### Data section
------------------------------------

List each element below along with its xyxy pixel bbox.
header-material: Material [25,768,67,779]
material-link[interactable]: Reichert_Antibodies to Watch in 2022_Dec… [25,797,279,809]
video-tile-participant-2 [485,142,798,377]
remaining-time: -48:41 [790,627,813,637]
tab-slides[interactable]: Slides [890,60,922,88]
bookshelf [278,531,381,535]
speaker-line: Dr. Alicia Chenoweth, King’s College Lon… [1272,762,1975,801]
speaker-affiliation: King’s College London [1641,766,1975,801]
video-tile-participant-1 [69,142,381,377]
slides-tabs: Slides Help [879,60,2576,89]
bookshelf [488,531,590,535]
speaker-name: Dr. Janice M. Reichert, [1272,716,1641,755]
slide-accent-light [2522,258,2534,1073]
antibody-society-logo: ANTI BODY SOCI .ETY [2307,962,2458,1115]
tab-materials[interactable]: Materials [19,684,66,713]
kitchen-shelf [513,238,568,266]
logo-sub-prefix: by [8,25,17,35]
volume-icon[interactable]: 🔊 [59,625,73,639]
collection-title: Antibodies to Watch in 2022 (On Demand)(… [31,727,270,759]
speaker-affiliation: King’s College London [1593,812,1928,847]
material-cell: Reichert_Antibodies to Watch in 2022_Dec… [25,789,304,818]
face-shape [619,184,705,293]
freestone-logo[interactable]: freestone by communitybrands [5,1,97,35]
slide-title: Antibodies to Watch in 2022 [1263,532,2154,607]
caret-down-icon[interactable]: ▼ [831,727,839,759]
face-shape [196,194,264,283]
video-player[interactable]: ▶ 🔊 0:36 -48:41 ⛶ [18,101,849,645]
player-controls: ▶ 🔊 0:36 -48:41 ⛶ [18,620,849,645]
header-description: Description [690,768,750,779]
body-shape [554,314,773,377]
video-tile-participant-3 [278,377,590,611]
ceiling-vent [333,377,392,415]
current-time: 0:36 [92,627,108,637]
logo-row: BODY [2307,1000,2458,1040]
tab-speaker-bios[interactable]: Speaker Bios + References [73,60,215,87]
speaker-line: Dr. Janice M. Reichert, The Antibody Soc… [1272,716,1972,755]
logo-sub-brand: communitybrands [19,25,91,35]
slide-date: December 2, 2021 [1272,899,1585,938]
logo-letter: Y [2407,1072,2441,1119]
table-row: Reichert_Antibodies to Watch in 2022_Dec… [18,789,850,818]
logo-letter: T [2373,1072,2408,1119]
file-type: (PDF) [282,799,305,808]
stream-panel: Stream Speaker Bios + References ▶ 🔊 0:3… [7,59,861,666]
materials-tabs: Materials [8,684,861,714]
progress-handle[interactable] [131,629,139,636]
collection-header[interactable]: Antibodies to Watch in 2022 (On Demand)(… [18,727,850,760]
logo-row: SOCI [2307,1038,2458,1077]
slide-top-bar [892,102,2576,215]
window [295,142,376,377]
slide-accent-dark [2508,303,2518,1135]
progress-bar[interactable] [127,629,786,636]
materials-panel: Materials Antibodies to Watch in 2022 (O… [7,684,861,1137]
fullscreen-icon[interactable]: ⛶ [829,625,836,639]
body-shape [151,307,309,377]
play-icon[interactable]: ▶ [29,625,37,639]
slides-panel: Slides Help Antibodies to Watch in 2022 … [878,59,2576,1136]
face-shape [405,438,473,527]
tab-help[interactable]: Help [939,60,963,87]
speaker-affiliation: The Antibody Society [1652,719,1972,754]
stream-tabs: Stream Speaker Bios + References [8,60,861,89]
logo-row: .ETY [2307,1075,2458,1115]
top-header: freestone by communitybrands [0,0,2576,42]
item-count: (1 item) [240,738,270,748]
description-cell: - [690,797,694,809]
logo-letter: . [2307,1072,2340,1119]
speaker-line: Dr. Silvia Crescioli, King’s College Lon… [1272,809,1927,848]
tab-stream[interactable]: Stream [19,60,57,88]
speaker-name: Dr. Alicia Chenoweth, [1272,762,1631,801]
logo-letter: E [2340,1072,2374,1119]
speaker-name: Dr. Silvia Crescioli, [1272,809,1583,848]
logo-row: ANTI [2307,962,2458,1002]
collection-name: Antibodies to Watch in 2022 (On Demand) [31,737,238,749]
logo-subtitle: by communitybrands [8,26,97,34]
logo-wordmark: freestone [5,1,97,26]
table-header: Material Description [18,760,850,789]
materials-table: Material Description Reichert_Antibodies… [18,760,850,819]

------------------------------------

Check each line above for the word "materials" and copy the ones that have it.

tab-materials[interactable]: Materials [19,684,66,713]
materials-tabs: Materials [8,684,861,714]
materials-panel: Materials Antibodies to Watch in 2022 (O… [7,684,861,1137]
materials-table: Material Description Reichert_Antibodies… [18,760,850,819]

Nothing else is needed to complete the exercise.